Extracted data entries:
* * * *

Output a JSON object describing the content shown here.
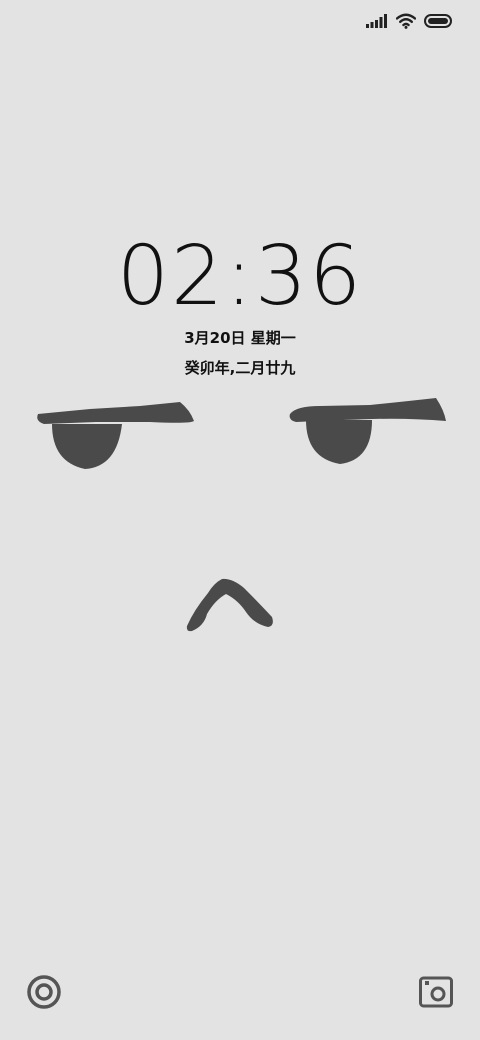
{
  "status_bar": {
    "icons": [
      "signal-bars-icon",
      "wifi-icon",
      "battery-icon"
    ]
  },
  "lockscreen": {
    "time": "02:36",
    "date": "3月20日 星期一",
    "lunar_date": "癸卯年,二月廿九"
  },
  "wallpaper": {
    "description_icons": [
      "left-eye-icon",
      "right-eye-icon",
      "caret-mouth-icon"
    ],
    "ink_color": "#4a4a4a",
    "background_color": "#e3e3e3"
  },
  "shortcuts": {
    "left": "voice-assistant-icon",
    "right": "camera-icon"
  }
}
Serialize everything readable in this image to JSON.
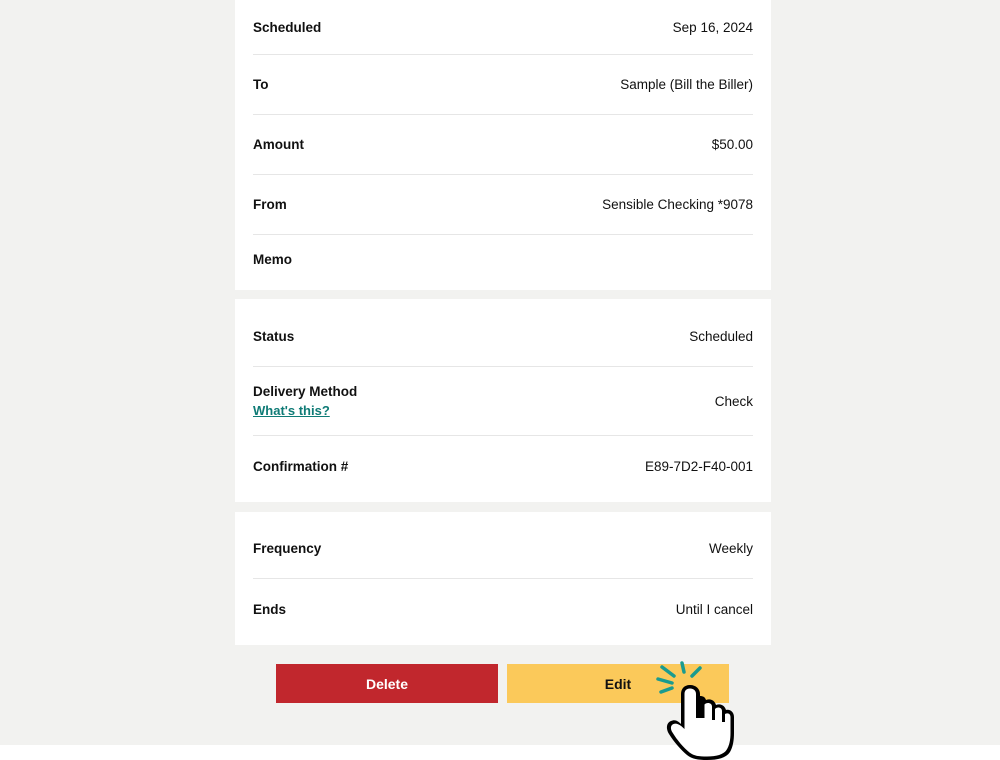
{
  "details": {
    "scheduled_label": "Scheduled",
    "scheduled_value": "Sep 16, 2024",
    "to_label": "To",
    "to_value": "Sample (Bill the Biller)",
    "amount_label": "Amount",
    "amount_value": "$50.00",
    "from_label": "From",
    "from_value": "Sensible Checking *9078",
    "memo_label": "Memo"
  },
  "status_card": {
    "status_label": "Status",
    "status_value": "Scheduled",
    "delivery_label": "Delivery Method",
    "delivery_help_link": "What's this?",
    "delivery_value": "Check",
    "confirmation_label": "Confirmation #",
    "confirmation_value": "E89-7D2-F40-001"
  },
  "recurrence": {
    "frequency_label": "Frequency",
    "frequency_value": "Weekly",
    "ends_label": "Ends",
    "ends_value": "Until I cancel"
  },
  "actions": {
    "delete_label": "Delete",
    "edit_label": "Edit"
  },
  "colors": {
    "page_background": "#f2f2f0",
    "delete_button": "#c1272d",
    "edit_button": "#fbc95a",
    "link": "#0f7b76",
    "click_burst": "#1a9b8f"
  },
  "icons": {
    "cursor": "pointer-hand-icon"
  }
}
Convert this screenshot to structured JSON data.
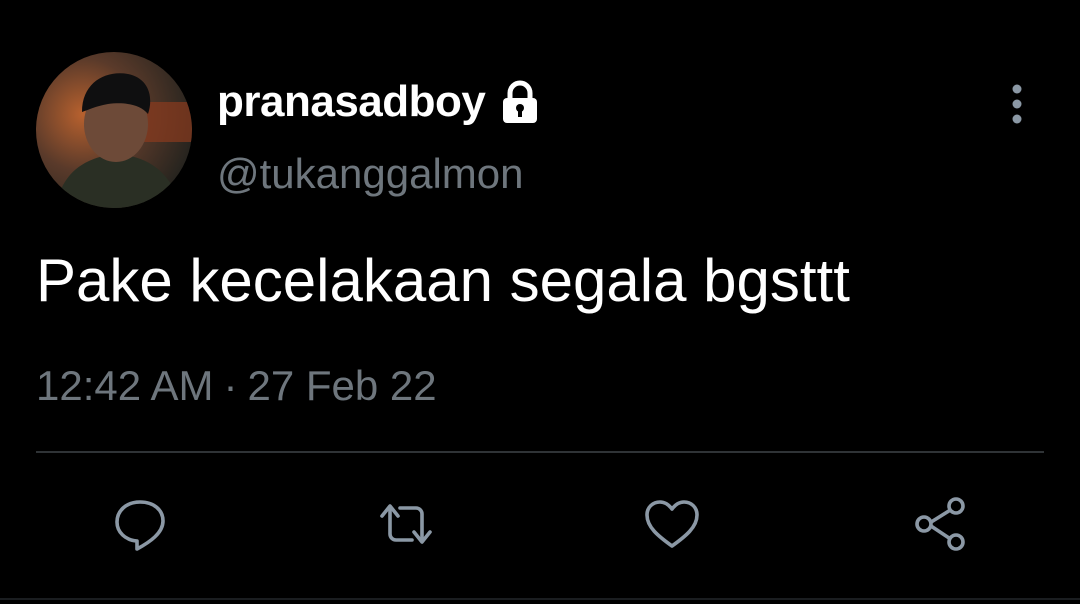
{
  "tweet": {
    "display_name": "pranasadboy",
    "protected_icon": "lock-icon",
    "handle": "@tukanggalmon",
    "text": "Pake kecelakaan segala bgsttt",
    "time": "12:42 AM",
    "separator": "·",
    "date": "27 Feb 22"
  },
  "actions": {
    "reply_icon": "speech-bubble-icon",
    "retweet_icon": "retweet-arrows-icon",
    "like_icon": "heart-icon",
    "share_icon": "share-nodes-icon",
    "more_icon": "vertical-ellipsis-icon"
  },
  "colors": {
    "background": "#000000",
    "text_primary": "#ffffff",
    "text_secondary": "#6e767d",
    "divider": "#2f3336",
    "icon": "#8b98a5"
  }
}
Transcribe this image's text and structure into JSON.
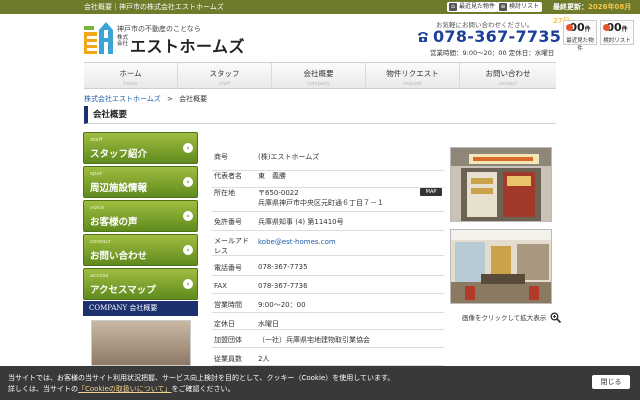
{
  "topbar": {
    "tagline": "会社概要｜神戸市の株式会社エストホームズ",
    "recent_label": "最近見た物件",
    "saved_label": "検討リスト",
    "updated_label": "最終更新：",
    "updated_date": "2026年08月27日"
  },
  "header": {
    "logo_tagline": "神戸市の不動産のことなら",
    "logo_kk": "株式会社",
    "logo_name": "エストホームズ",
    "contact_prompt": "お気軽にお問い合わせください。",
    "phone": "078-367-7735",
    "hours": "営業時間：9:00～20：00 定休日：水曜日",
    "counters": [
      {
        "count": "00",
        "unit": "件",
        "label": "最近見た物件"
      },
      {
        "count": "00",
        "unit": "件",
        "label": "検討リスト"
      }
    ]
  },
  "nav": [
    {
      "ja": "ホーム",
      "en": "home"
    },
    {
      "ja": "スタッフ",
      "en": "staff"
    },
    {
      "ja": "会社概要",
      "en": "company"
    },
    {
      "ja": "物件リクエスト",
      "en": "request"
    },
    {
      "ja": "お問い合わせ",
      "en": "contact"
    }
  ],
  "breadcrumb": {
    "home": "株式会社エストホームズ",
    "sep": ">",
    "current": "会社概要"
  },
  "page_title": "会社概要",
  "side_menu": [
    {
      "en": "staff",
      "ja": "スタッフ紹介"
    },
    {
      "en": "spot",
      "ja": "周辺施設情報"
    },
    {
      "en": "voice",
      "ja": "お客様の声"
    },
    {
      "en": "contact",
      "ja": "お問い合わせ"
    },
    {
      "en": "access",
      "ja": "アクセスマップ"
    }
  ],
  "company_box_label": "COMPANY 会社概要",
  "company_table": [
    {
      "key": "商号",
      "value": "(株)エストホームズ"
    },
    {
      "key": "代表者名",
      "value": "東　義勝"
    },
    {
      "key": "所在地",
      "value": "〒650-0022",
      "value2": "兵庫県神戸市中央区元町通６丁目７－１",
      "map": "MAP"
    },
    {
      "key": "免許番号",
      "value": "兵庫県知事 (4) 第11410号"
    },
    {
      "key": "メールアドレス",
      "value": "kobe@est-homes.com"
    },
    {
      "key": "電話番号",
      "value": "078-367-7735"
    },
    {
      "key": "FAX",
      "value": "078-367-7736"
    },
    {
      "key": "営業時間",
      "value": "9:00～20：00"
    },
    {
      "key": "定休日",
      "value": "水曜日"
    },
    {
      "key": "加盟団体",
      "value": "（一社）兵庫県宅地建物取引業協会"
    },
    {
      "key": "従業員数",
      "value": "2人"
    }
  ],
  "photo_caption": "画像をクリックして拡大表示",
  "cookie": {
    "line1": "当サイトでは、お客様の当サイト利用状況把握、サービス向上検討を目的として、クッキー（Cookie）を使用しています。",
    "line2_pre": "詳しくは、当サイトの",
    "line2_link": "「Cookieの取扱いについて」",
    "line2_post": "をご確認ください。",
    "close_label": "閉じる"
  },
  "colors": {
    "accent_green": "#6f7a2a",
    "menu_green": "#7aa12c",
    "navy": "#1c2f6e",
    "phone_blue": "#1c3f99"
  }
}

* * * *

**WHAT TO PRODUCE:** Each line of the material must be retyped exactly, except that images are omitted.

**WRITTEN ANSWER:**
Output a JSON object describing the content shown here.
{
  "status_bar": {
    "icons": [
      "signal-bars-icon",
      "wifi-icon",
      "battery-icon"
    ]
  },
  "lockscreen": {
    "time": "02:36",
    "date": "3月20日 星期一",
    "lunar_date": "癸卯年,二月廿九"
  },
  "wallpaper": {
    "description_icons": [
      "left-eye-icon",
      "right-eye-icon",
      "caret-mouth-icon"
    ],
    "ink_color": "#4a4a4a",
    "background_color": "#e3e3e3"
  },
  "shortcuts": {
    "left": "voice-assistant-icon",
    "right": "camera-icon"
  }
}
Serialize everything readable in this image to JSON.
{
  "details": {
    "scheduled_label": "Scheduled",
    "scheduled_value": "Sep 16, 2024",
    "to_label": "To",
    "to_value": "Sample (Bill the Biller)",
    "amount_label": "Amount",
    "amount_value": "$50.00",
    "from_label": "From",
    "from_value": "Sensible Checking *9078",
    "memo_label": "Memo"
  },
  "status_card": {
    "status_label": "Status",
    "status_value": "Scheduled",
    "delivery_label": "Delivery Method",
    "delivery_help_link": "What's this?",
    "delivery_value": "Check",
    "confirmation_label": "Confirmation #",
    "confirmation_value": "E89-7D2-F40-001"
  },
  "recurrence": {
    "frequency_label": "Frequency",
    "frequency_value": "Weekly",
    "ends_label": "Ends",
    "ends_value": "Until I cancel"
  },
  "actions": {
    "delete_label": "Delete",
    "edit_label": "Edit"
  },
  "colors": {
    "page_background": "#f2f2f0",
    "delete_button": "#c1272d",
    "edit_button": "#fbc95a",
    "link": "#0f7b76",
    "click_burst": "#1a9b8f"
  },
  "icons": {
    "cursor": "pointer-hand-icon"
  }
}
Convert this screenshot to structured JSON data.
{
  "tweet": {
    "display_name": "pranasadboy",
    "protected_icon": "lock-icon",
    "handle": "@tukanggalmon",
    "text": "Pake kecelakaan segala bgsttt",
    "time": "12:42 AM",
    "separator": "·",
    "date": "27 Feb 22"
  },
  "actions": {
    "reply_icon": "speech-bubble-icon",
    "retweet_icon": "retweet-arrows-icon",
    "like_icon": "heart-icon",
    "share_icon": "share-nodes-icon",
    "more_icon": "vertical-ellipsis-icon"
  },
  "colors": {
    "background": "#000000",
    "text_primary": "#ffffff",
    "text_secondary": "#6e767d",
    "divider": "#2f3336",
    "icon": "#8b98a5"
  }
}
Transcribe this image's text and structure into JSON.
{
  "topbar": {
    "tagline": "会社概要｜神戸市の株式会社エストホームズ",
    "recent_label": "最近見た物件",
    "saved_label": "検討リスト",
    "updated_label": "最終更新：",
    "updated_date": "2026年08月27日"
  },
  "header": {
    "logo_tagline": "神戸市の不動産のことなら",
    "logo_kk": "株式会社",
    "logo_name": "エストホームズ",
    "contact_prompt": "お気軽にお問い合わせください。",
    "phone": "078-367-7735",
    "hours": "営業時間：9:00～20：00 定休日：水曜日",
    "counters": [
      {
        "count": "00",
        "unit": "件",
        "label": "最近見た物件"
      },
      {
        "count": "00",
        "unit": "件",
        "label": "検討リスト"
      }
    ]
  },
  "nav": [
    {
      "ja": "ホーム",
      "en": "home"
    },
    {
      "ja": "スタッフ",
      "en": "staff"
    },
    {
      "ja": "会社概要",
      "en": "company"
    },
    {
      "ja": "物件リクエスト",
      "en": "request"
    },
    {
      "ja": "お問い合わせ",
      "en": "contact"
    }
  ],
  "breadcrumb": {
    "home": "株式会社エストホームズ",
    "sep": ">",
    "current": "会社概要"
  },
  "page_title": "会社概要",
  "side_menu": [
    {
      "en": "staff",
      "ja": "スタッフ紹介"
    },
    {
      "en": "spot",
      "ja": "周辺施設情報"
    },
    {
      "en": "voice",
      "ja": "お客様の声"
    },
    {
      "en": "contact",
      "ja": "お問い合わせ"
    },
    {
      "en": "access",
      "ja": "アクセスマップ"
    }
  ],
  "company_box_label": "COMPANY 会社概要",
  "company_table": [
    {
      "key": "商号",
      "value": "(株)エストホームズ"
    },
    {
      "key": "代表者名",
      "value": "東　義勝"
    },
    {
      "key": "所在地",
      "value": "〒650-0022",
      "value2": "兵庫県神戸市中央区元町通６丁目７－１",
      "map": "MAP"
    },
    {
      "key": "免許番号",
      "value": "兵庫県知事 (4) 第11410号"
    },
    {
      "key": "メールアドレス",
      "value": "kobe@est-homes.com"
    },
    {
      "key": "電話番号",
      "value": "078-367-7735"
    },
    {
      "key": "FAX",
      "value": "078-367-7736"
    },
    {
      "key": "営業時間",
      "value": "9:00～20：00"
    },
    {
      "key": "定休日",
      "value": "水曜日"
    },
    {
      "key": "加盟団体",
      "value": "（一社）兵庫県宅地建物取引業協会"
    },
    {
      "key": "従業員数",
      "value": "2人"
    }
  ],
  "photo_caption": "画像をクリックして拡大表示",
  "cookie": {
    "line1": "当サイトでは、お客様の当サイト利用状況把握、サービス向上検討を目的として、クッキー（Cookie）を使用しています。",
    "line2_pre": "詳しくは、当サイトの",
    "line2_link": "「Cookieの取扱いについて」",
    "line2_post": "をご確認ください。",
    "close_label": "閉じる"
  },
  "colors": {
    "accent_green": "#6f7a2a",
    "menu_green": "#7aa12c",
    "navy": "#1c2f6e",
    "phone_blue": "#1c3f99"
  }
}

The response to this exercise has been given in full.